** START OF Data lines **

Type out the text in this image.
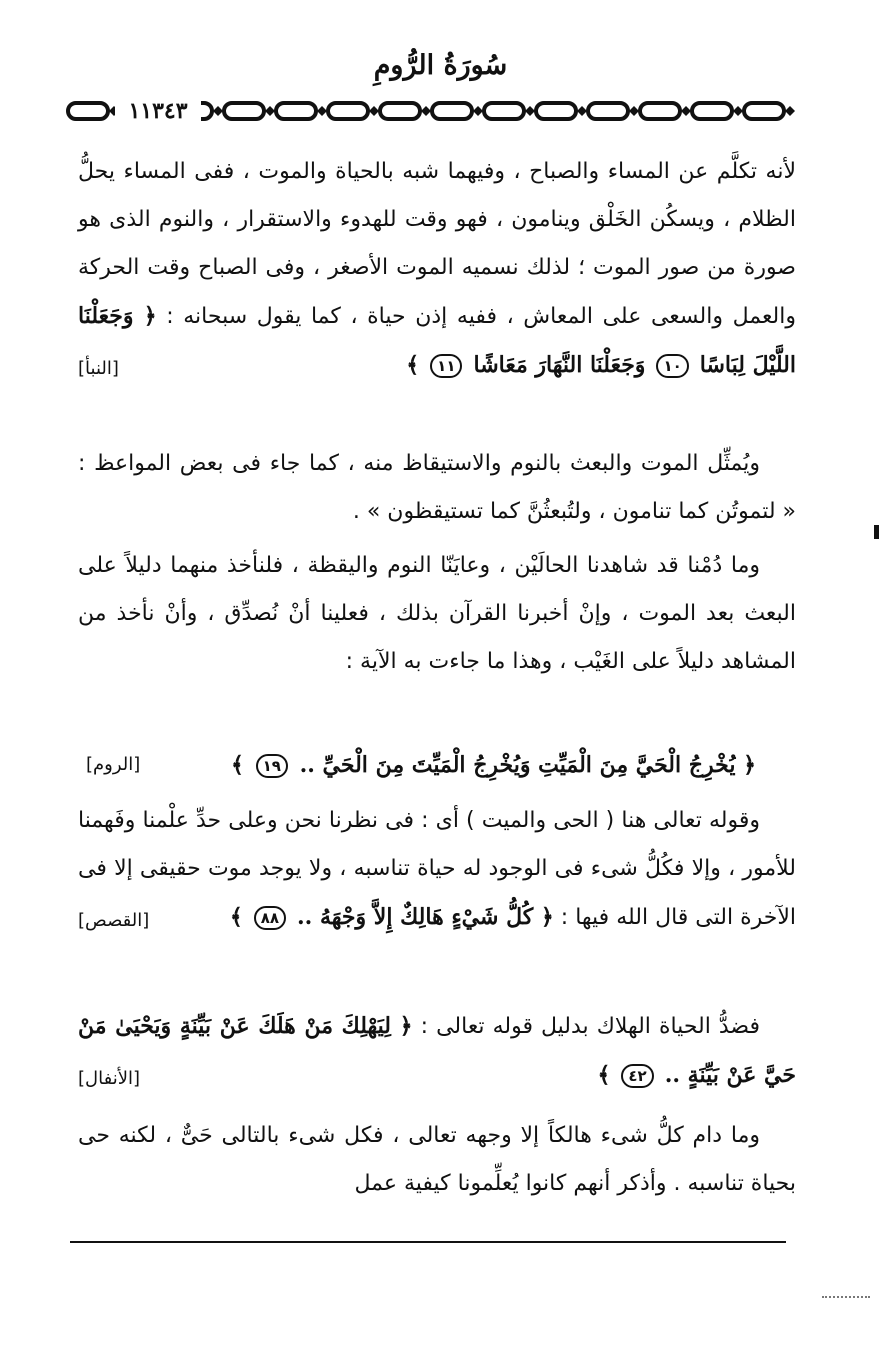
سُورَةُ الرُّومِ
١١٣٤٣
لأنه تكلَّم عن المساء والصباح ، وفيهما شبه بالحياة والموت ، ففى المساء يحلُّ الظلام ، ويسكُن الخَلْق وينامون ، فهو وقت للهدوء والاستقرار ، والنوم الذى هو صورة من صور الموت ؛ لذلك نسميه الموت الأصغر ، وفى الصباح وقت الحركة والعمل والسعى على المعاش ، ففيه إذن حياة ، كما يقول سبحانه : ﴿ وَجَعَلْنَا اللَّيْلَ لِبَاسًا ١٠ وَجَعَلْنَا النَّهَارَ مَعَاشًا ١١ ﴾
[النبأ]
ويُمثِّل الموت والبعث بالنوم والاستيقاظ منه ، كما جاء فى بعض المواعظ : « لتموتُن كما تنامون ، ولتُبعثُنَّ كما تستيقظون » .
وما دُمْنا قد شاهدنا الحالَيْن ، وعايَنّا النوم واليقظة ، فلنأخذ منهما دليلاً على البعث بعد الموت ، وإنْ أخبرنا القرآن بذلك ، فعلينا أنْ نُصدِّق ، وأنْ نأخذ من المشاهد دليلاً على الغَيْب ، وهذا ما جاءت به الآية :
﴿ يُخْرِجُ الْحَيَّ مِنَ الْمَيِّتِ وَيُخْرِجُ الْمَيِّتَ مِنَ الْحَيِّ .. ١٩ ﴾
[الروم]
وقوله تعالى هنا ( الحى والميت ) أى : فى نظرنا نحن وعلى حدِّ علْمنا وفَهمنا للأمور ، وإلا فكُلُّ شىء فى الوجود له حياة تناسبه ، ولا يوجد موت حقيقى إلا فى الآخرة التى قال الله فيها : ﴿ كُلُّ شَيْءٍ هَالِكٌ إِلاَّ وَجْهَهُ .. ٨٨ ﴾
[القصص]
فضدُّ الحياة الهلاك بدليل قوله تعالى : ﴿ لِيَهْلِكَ مَنْ هَلَكَ عَنْ بَيِّنَةٍ وَيَحْيَىٰ مَنْ حَيَّ عَنْ بَيِّنَةٍ .. ٤٢ ﴾
[الأنفال]
وما دام كلُّ شىء هالكاً إلا وجهه تعالى ، فكل شىء بالتالى حَىٌّ ، لكنه حى بحياة تناسبه . وأذكر أنهم كانوا يُعلِّمونا كيفية عمل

** END OF Data lines **

Given problem: Set down the lines of the records above exactly, apart from the pictures.

Problem solution:
Type out the text in this image.
سُورَةُ الرُّومِ
١١٣٤٣
لأنه تكلَّم عن المساء والصباح ، وفيهما شبه بالحياة والموت ، ففى المساء يحلُّ الظلام ، ويسكُن الخَلْق وينامون ، فهو وقت للهدوء والاستقرار ، والنوم الذى هو صورة من صور الموت ؛ لذلك نسميه الموت الأصغر ، وفى الصباح وقت الحركة والعمل والسعى على المعاش ، ففيه إذن حياة ، كما يقول سبحانه : ﴿ وَجَعَلْنَا اللَّيْلَ لِبَاسًا ١٠ وَجَعَلْنَا النَّهَارَ مَعَاشًا ١١ ﴾
[النبأ]
ويُمثِّل الموت والبعث بالنوم والاستيقاظ منه ، كما جاء فى بعض المواعظ : « لتموتُن كما تنامون ، ولتُبعثُنَّ كما تستيقظون » .
وما دُمْنا قد شاهدنا الحالَيْن ، وعايَنّا النوم واليقظة ، فلنأخذ منهما دليلاً على البعث بعد الموت ، وإنْ أخبرنا القرآن بذلك ، فعلينا أنْ نُصدِّق ، وأنْ نأخذ من المشاهد دليلاً على الغَيْب ، وهذا ما جاءت به الآية :
﴿ يُخْرِجُ الْحَيَّ مِنَ الْمَيِّتِ وَيُخْرِجُ الْمَيِّتَ مِنَ الْحَيِّ .. ١٩ ﴾
[الروم]
وقوله تعالى هنا ( الحى والميت ) أى : فى نظرنا نحن وعلى حدِّ علْمنا وفَهمنا للأمور ، وإلا فكُلُّ شىء فى الوجود له حياة تناسبه ، ولا يوجد موت حقيقى إلا فى الآخرة التى قال الله فيها : ﴿ كُلُّ شَيْءٍ هَالِكٌ إِلاَّ وَجْهَهُ .. ٨٨ ﴾
[القصص]
فضدُّ الحياة الهلاك بدليل قوله تعالى : ﴿ لِيَهْلِكَ مَنْ هَلَكَ عَنْ بَيِّنَةٍ وَيَحْيَىٰ مَنْ حَيَّ عَنْ بَيِّنَةٍ .. ٤٢ ﴾
[الأنفال]
وما دام كلُّ شىء هالكاً إلا وجهه تعالى ، فكل شىء بالتالى حَىٌّ ، لكنه حى بحياة تناسبه . وأذكر أنهم كانوا يُعلِّمونا كيفية عمل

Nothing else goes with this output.